Gather all lines in the records below that include the word "Very".

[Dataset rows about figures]
------------------------------------------------------------------------
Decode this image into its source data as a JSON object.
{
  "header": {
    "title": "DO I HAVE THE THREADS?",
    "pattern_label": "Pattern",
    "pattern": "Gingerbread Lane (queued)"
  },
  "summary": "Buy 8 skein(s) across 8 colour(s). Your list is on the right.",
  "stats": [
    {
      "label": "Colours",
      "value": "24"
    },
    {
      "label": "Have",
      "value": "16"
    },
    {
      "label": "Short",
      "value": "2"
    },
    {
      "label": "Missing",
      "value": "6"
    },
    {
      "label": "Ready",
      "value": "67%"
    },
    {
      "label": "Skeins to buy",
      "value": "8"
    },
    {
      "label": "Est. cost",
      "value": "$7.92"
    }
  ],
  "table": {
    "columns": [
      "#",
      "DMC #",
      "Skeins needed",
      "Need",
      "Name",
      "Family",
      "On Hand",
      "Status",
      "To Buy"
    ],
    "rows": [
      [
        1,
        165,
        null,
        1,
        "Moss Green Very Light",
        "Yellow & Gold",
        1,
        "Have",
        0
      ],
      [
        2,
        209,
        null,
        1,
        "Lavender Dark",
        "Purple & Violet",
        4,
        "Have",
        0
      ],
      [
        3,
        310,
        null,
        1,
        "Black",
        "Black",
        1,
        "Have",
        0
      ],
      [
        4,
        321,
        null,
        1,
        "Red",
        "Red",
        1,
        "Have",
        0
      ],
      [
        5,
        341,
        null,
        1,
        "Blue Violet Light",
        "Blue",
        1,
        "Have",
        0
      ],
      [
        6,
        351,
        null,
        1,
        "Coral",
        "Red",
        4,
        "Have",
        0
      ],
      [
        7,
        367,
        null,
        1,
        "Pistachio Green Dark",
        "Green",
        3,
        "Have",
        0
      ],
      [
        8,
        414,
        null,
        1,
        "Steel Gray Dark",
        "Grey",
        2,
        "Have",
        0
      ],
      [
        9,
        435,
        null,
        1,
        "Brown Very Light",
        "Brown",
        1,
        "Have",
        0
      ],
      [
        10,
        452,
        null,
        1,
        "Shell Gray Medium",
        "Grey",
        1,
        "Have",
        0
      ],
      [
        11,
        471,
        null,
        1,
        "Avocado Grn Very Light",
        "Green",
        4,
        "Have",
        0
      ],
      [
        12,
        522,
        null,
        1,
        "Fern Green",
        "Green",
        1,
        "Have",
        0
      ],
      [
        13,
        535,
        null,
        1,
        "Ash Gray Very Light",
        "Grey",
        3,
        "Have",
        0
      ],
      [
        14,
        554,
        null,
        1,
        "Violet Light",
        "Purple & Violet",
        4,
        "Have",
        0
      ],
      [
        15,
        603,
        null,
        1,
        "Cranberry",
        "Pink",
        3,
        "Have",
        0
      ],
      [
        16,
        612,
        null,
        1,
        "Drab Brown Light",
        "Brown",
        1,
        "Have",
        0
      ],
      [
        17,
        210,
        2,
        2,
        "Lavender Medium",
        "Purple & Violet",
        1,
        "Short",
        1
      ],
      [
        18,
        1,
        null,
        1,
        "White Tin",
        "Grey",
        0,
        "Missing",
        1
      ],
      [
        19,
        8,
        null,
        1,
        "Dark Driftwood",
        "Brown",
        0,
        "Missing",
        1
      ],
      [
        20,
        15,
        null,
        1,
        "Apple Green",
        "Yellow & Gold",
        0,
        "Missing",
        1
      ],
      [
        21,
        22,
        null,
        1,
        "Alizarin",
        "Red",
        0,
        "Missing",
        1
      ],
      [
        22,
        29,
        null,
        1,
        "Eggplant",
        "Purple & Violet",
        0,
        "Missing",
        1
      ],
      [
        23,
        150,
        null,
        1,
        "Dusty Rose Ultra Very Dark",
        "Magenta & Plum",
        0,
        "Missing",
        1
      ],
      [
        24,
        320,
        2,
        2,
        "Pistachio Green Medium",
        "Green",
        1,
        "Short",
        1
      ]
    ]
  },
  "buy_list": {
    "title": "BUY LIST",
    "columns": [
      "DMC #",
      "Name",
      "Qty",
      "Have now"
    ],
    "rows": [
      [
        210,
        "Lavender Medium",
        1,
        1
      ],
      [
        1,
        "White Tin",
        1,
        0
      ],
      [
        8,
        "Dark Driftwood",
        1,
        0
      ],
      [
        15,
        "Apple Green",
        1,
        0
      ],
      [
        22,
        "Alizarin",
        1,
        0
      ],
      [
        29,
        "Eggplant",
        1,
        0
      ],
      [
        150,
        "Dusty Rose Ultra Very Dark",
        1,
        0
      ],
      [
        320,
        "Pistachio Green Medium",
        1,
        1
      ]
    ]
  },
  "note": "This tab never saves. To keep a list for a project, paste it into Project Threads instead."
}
------------------------------------------------------------------------
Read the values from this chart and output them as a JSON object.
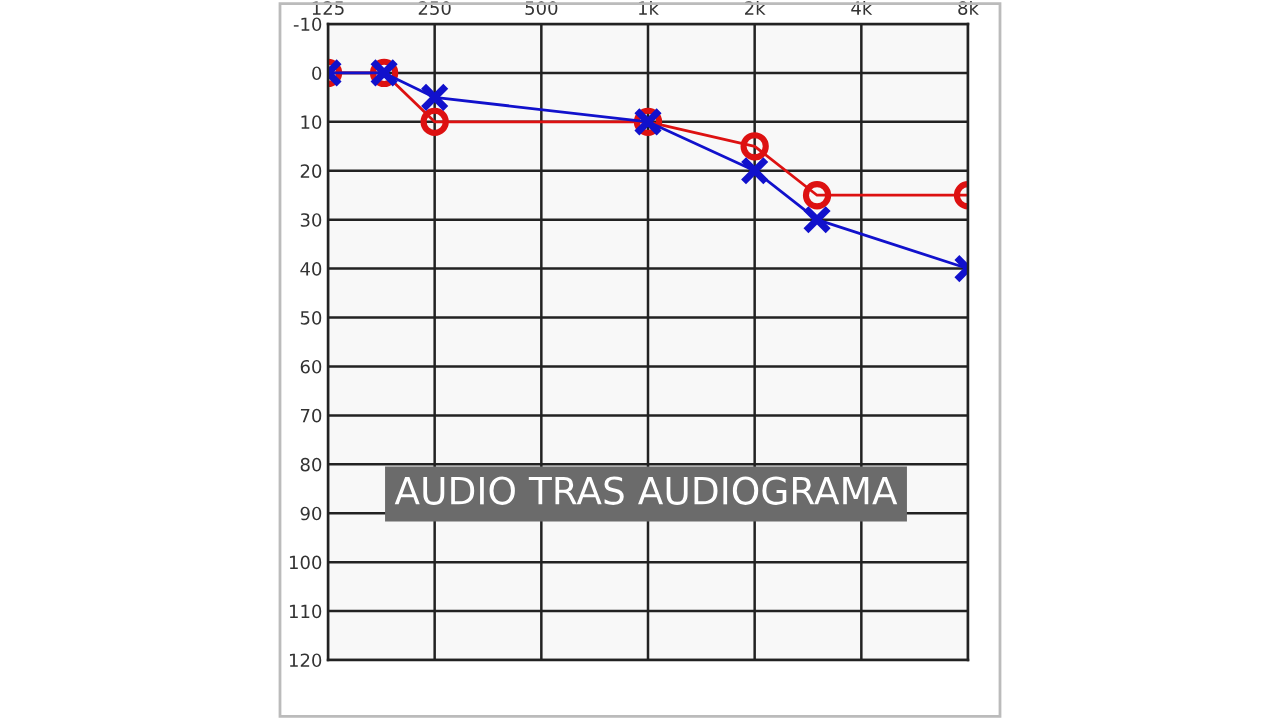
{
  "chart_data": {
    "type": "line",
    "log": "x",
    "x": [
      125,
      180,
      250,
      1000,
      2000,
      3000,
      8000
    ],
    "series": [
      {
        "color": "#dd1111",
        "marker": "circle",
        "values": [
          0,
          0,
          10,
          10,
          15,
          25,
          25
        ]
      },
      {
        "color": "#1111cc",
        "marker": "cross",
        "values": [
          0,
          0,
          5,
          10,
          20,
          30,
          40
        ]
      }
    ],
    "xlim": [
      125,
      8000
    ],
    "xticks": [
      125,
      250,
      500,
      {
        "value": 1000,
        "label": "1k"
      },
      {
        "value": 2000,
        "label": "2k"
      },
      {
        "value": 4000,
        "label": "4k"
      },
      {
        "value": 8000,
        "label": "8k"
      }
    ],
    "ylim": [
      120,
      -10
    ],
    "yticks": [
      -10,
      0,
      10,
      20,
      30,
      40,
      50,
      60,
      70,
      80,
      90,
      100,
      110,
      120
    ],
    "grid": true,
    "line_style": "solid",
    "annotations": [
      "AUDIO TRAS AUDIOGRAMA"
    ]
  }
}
------------------------------------------------------------------------
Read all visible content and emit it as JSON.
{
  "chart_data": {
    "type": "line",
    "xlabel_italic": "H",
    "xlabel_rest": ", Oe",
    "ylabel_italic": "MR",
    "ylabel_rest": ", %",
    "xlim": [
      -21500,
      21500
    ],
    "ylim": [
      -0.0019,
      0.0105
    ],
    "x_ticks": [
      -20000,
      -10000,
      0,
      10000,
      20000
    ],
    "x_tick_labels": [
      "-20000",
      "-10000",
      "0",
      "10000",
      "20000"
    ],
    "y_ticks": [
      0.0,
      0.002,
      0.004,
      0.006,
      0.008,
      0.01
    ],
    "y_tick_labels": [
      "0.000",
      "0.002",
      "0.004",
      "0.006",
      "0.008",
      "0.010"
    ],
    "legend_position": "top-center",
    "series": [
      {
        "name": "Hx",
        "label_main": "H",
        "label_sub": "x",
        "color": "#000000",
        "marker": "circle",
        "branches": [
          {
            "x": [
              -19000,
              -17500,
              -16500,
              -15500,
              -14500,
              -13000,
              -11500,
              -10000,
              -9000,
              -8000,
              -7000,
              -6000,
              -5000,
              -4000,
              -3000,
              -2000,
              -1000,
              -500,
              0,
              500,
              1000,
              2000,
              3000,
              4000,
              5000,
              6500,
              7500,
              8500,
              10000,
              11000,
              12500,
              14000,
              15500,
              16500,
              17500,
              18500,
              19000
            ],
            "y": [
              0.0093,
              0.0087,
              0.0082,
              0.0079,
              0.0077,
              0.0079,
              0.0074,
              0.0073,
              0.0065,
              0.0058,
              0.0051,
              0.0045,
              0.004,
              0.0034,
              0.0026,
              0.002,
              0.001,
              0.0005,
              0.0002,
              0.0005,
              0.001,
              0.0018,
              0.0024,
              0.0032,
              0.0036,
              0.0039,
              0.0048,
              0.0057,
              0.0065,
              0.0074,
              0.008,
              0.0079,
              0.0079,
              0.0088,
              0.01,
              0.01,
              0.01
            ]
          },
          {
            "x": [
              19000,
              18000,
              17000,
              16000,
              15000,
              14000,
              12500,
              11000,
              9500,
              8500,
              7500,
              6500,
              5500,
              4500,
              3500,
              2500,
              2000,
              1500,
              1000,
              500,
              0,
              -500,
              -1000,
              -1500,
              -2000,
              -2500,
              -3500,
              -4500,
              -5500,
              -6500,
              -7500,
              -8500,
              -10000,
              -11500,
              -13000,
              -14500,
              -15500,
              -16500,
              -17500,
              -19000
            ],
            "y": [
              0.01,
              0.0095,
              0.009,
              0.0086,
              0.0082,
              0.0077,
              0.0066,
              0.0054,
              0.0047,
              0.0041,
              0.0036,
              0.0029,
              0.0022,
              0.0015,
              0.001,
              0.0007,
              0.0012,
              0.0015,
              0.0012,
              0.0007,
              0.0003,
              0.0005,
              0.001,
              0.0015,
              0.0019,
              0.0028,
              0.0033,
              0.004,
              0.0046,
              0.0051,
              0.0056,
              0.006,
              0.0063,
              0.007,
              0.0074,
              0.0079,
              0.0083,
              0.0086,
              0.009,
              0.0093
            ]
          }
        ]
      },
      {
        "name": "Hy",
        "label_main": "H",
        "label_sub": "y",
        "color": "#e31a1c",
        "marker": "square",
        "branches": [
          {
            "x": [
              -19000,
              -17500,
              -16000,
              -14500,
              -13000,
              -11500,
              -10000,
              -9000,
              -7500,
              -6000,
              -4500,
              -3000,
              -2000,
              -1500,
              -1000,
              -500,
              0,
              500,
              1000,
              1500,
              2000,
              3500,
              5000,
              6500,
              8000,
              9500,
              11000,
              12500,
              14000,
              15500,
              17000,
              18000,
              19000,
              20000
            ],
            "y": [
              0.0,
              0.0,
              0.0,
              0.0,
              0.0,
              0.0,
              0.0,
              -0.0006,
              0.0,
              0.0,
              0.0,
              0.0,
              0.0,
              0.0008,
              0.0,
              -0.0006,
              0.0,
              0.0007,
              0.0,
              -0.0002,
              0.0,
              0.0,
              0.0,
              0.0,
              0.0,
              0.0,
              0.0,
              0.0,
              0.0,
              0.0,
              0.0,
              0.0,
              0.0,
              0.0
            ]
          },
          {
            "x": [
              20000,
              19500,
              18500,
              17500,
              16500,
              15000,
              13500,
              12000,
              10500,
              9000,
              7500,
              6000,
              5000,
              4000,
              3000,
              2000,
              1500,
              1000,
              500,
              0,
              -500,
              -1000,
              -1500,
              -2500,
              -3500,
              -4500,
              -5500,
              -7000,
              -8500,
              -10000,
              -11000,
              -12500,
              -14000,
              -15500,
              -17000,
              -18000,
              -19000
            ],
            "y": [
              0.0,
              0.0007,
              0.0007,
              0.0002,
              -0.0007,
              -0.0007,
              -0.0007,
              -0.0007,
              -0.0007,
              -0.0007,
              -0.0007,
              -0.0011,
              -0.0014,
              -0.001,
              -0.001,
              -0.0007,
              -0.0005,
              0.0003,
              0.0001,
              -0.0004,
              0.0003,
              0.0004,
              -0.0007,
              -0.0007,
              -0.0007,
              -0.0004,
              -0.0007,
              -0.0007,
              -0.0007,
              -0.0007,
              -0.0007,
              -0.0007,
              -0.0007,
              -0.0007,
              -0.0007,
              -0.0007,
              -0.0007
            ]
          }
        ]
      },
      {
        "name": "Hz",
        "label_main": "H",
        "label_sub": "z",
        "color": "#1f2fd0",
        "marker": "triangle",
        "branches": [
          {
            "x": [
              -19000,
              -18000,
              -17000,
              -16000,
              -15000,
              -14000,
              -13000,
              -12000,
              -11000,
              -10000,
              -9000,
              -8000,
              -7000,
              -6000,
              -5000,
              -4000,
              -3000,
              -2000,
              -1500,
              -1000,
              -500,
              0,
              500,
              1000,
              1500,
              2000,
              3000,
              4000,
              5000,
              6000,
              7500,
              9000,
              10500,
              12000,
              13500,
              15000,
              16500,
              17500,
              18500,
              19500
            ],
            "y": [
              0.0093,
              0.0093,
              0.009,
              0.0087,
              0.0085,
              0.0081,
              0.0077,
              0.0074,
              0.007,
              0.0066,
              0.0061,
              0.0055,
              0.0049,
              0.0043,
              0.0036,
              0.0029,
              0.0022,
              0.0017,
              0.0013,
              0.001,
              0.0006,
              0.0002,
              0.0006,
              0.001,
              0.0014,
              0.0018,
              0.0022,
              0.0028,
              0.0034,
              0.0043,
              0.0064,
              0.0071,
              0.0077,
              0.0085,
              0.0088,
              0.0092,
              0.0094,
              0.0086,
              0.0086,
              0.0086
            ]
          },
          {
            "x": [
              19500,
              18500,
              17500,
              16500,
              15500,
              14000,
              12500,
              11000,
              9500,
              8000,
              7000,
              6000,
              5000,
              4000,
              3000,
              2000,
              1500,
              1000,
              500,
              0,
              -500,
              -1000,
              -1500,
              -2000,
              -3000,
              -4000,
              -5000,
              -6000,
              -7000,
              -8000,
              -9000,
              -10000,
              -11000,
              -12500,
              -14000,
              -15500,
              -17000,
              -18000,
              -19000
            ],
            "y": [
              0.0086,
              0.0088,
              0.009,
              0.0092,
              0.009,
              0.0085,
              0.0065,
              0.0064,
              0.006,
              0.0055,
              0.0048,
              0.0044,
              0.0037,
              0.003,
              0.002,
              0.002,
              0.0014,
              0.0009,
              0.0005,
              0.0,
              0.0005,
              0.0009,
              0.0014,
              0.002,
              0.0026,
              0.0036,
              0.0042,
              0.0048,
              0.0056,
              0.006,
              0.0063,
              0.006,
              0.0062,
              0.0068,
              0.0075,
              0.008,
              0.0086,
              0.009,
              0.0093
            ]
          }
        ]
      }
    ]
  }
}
------------------------------------------------------------------------
> Solved exercise:
        "Moss Green Very Light",
        "Brown Very Light",
        "Avocado Grn Very Light",
        "Ash Gray Very Light",
        "Dusty Rose Ultra Very Dark",
        "Dusty Rose Ultra Very Dark",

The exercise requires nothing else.